** BEGIN TASK DATA **
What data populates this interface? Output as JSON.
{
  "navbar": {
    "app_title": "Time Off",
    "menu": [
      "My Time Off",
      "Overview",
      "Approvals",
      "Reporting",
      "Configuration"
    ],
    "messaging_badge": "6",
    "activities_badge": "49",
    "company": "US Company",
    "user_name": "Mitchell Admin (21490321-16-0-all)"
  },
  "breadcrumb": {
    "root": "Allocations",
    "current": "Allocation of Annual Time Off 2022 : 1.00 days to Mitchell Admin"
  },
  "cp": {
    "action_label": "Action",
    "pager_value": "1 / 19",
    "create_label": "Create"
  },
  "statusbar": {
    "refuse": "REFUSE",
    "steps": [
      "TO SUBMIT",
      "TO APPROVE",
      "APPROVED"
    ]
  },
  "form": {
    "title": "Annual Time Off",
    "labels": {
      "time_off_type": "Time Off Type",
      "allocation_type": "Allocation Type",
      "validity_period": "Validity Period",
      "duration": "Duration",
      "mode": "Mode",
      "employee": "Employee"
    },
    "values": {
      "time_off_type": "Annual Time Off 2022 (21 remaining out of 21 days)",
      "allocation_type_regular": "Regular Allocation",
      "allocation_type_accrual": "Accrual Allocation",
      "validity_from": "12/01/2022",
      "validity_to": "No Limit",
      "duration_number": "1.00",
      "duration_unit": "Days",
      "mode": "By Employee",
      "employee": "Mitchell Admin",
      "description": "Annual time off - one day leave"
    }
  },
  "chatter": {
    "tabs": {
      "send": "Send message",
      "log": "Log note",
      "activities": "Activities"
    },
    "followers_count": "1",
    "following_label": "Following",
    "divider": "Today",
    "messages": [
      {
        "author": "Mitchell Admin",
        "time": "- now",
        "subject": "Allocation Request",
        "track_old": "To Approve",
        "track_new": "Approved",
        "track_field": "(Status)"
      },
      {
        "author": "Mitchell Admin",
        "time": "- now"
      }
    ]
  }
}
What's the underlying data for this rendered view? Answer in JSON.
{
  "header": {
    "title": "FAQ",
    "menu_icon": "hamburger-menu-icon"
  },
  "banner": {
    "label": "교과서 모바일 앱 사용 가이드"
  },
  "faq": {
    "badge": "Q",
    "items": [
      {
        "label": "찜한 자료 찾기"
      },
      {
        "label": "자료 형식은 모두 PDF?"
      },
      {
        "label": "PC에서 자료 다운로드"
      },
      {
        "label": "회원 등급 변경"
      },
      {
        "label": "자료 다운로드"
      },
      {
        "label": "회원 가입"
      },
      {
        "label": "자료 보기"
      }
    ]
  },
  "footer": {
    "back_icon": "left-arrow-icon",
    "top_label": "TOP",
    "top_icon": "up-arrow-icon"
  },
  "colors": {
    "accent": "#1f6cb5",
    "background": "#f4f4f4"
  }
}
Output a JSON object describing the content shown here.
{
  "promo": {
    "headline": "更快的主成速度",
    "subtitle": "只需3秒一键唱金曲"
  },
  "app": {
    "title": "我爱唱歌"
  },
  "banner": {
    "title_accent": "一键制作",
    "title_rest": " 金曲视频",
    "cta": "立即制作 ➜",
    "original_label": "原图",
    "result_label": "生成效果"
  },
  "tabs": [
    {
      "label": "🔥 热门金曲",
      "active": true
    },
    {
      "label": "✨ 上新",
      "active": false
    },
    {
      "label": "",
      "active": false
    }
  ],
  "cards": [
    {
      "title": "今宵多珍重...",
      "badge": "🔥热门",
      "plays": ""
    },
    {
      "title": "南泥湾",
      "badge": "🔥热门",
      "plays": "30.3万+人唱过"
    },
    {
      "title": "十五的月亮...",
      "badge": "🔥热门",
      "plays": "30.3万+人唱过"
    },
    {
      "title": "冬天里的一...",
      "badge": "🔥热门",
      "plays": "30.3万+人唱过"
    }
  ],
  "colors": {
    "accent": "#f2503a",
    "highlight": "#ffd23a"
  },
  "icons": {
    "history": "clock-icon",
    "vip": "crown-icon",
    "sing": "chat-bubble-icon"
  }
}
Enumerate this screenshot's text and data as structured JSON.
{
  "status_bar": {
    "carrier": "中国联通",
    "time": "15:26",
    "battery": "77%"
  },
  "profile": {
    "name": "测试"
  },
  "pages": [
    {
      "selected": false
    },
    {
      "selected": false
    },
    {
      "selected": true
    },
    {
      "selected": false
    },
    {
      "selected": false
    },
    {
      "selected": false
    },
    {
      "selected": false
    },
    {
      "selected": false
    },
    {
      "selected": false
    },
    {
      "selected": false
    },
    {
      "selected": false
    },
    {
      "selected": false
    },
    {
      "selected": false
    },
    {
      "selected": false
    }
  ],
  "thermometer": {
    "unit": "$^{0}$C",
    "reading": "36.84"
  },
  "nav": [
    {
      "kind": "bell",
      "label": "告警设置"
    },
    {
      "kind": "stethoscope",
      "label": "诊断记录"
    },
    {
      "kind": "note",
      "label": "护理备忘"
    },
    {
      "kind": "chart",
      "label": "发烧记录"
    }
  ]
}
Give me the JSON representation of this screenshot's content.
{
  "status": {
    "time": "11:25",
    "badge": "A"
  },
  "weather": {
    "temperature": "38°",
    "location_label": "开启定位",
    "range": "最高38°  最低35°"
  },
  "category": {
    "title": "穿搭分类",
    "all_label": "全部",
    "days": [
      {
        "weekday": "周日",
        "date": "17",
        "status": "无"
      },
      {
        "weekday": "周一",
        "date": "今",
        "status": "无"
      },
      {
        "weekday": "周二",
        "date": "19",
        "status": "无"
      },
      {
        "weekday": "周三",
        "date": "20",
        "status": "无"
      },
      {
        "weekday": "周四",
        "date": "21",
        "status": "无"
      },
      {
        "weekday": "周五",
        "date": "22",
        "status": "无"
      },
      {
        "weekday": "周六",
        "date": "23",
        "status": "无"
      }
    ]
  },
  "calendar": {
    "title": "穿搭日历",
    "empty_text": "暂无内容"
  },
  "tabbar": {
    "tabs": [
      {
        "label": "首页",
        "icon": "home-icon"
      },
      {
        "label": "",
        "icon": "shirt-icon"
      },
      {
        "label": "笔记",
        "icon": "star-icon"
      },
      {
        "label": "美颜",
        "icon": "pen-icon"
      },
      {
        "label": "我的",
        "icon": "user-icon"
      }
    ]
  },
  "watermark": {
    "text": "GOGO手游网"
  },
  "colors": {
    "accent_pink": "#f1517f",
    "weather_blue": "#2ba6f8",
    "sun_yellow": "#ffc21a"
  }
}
** END TASK DATA **
* _YOUR GOAL_: Retype all of the material above with every character intact.

* _ANSWER TO THE PROBLEM_:
What data populates this interface? Output as JSON.
{
  "navbar": {
    "app_title": "Time Off",
    "menu": [
      "My Time Off",
      "Overview",
      "Approvals",
      "Reporting",
      "Configuration"
    ],
    "messaging_badge": "6",
    "activities_badge": "49",
    "company": "US Company",
    "user_name": "Mitchell Admin (21490321-16-0-all)"
  },
  "breadcrumb": {
    "root": "Allocations",
    "current": "Allocation of Annual Time Off 2022 : 1.00 days to Mitchell Admin"
  },
  "cp": {
    "action_label": "Action",
    "pager_value": "1 / 19",
    "create_label": "Create"
  },
  "statusbar": {
    "refuse": "REFUSE",
    "steps": [
      "TO SUBMIT",
      "TO APPROVE",
      "APPROVED"
    ]
  },
  "form": {
    "title": "Annual Time Off",
    "labels": {
      "time_off_type": "Time Off Type",
      "allocation_type": "Allocation Type",
      "validity_period": "Validity Period",
      "duration": "Duration",
      "mode": "Mode",
      "employee": "Employee"
    },
    "values": {
      "time_off_type": "Annual Time Off 2022 (21 remaining out of 21 days)",
      "allocation_type_regular": "Regular Allocation",
      "allocation_type_accrual": "Accrual Allocation",
      "validity_from": "12/01/2022",
      "validity_to": "No Limit",
      "duration_number": "1.00",
      "duration_unit": "Days",
      "mode": "By Employee",
      "employee": "Mitchell Admin",
      "description": "Annual time off - one day leave"
    }
  },
  "chatter": {
    "tabs": {
      "send": "Send message",
      "log": "Log note",
      "activities": "Activities"
    },
    "followers_count": "1",
    "following_label": "Following",
    "divider": "Today",
    "messages": [
      {
        "author": "Mitchell Admin",
        "time": "- now",
        "subject": "Allocation Request",
        "track_old": "To Approve",
        "track_new": "Approved",
        "track_field": "(Status)"
      },
      {
        "author": "Mitchell Admin",
        "time": "- now"
      }
    ]
  }
}
What's the underlying data for this rendered view? Answer in JSON.
{
  "header": {
    "title": "FAQ",
    "menu_icon": "hamburger-menu-icon"
  },
  "banner": {
    "label": "교과서 모바일 앱 사용 가이드"
  },
  "faq": {
    "badge": "Q",
    "items": [
      {
        "label": "찜한 자료 찾기"
      },
      {
        "label": "자료 형식은 모두 PDF?"
      },
      {
        "label": "PC에서 자료 다운로드"
      },
      {
        "label": "회원 등급 변경"
      },
      {
        "label": "자료 다운로드"
      },
      {
        "label": "회원 가입"
      },
      {
        "label": "자료 보기"
      }
    ]
  },
  "footer": {
    "back_icon": "left-arrow-icon",
    "top_label": "TOP",
    "top_icon": "up-arrow-icon"
  },
  "colors": {
    "accent": "#1f6cb5",
    "background": "#f4f4f4"
  }
}
Output a JSON object describing the content shown here.
{
  "promo": {
    "headline": "更快的主成速度",
    "subtitle": "只需3秒一键唱金曲"
  },
  "app": {
    "title": "我爱唱歌"
  },
  "banner": {
    "title_accent": "一键制作",
    "title_rest": " 金曲视频",
    "cta": "立即制作 ➜",
    "original_label": "原图",
    "result_label": "生成效果"
  },
  "tabs": [
    {
      "label": "🔥 热门金曲",
      "active": true
    },
    {
      "label": "✨ 上新",
      "active": false
    },
    {
      "label": "",
      "active": false
    }
  ],
  "cards": [
    {
      "title": "今宵多珍重...",
      "badge": "🔥热门",
      "plays": ""
    },
    {
      "title": "南泥湾",
      "badge": "🔥热门",
      "plays": "30.3万+人唱过"
    },
    {
      "title": "十五的月亮...",
      "badge": "🔥热门",
      "plays": "30.3万+人唱过"
    },
    {
      "title": "冬天里的一...",
      "badge": "🔥热门",
      "plays": "30.3万+人唱过"
    }
  ],
  "colors": {
    "accent": "#f2503a",
    "highlight": "#ffd23a"
  },
  "icons": {
    "history": "clock-icon",
    "vip": "crown-icon",
    "sing": "chat-bubble-icon"
  }
}
Enumerate this screenshot's text and data as structured JSON.
{
  "status_bar": {
    "carrier": "中国联通",
    "time": "15:26",
    "battery": "77%"
  },
  "profile": {
    "name": "测试"
  },
  "pages": [
    {
      "selected": false
    },
    {
      "selected": false
    },
    {
      "selected": true
    },
    {
      "selected": false
    },
    {
      "selected": false
    },
    {
      "selected": false
    },
    {
      "selected": false
    },
    {
      "selected": false
    },
    {
      "selected": false
    },
    {
      "selected": false
    },
    {
      "selected": false
    },
    {
      "selected": false
    },
    {
      "selected": false
    },
    {
      "selected": false
    }
  ],
  "thermometer": {
    "unit": "$^{0}$C",
    "reading": "36.84"
  },
  "nav": [
    {
      "kind": "bell",
      "label": "告警设置"
    },
    {
      "kind": "stethoscope",
      "label": "诊断记录"
    },
    {
      "kind": "note",
      "label": "护理备忘"
    },
    {
      "kind": "chart",
      "label": "发烧记录"
    }
  ]
}
Give me the JSON representation of this screenshot's content.
{
  "status": {
    "time": "11:25",
    "badge": "A"
  },
  "weather": {
    "temperature": "38°",
    "location_label": "开启定位",
    "range": "最高38°  最低35°"
  },
  "category": {
    "title": "穿搭分类",
    "all_label": "全部",
    "days": [
      {
        "weekday": "周日",
        "date": "17",
        "status": "无"
      },
      {
        "weekday": "周一",
        "date": "今",
        "status": "无"
      },
      {
        "weekday": "周二",
        "date": "19",
        "status": "无"
      },
      {
        "weekday": "周三",
        "date": "20",
        "status": "无"
      },
      {
        "weekday": "周四",
        "date": "21",
        "status": "无"
      },
      {
        "weekday": "周五",
        "date": "22",
        "status": "无"
      },
      {
        "weekday": "周六",
        "date": "23",
        "status": "无"
      }
    ]
  },
  "calendar": {
    "title": "穿搭日历",
    "empty_text": "暂无内容"
  },
  "tabbar": {
    "tabs": [
      {
        "label": "首页",
        "icon": "home-icon"
      },
      {
        "label": "",
        "icon": "shirt-icon"
      },
      {
        "label": "笔记",
        "icon": "star-icon"
      },
      {
        "label": "美颜",
        "icon": "pen-icon"
      },
      {
        "label": "我的",
        "icon": "user-icon"
      }
    ]
  },
  "watermark": {
    "text": "GOGO手游网"
  },
  "colors": {
    "accent_pink": "#f1517f",
    "weather_blue": "#2ba6f8",
    "sun_yellow": "#ffc21a"
  }
}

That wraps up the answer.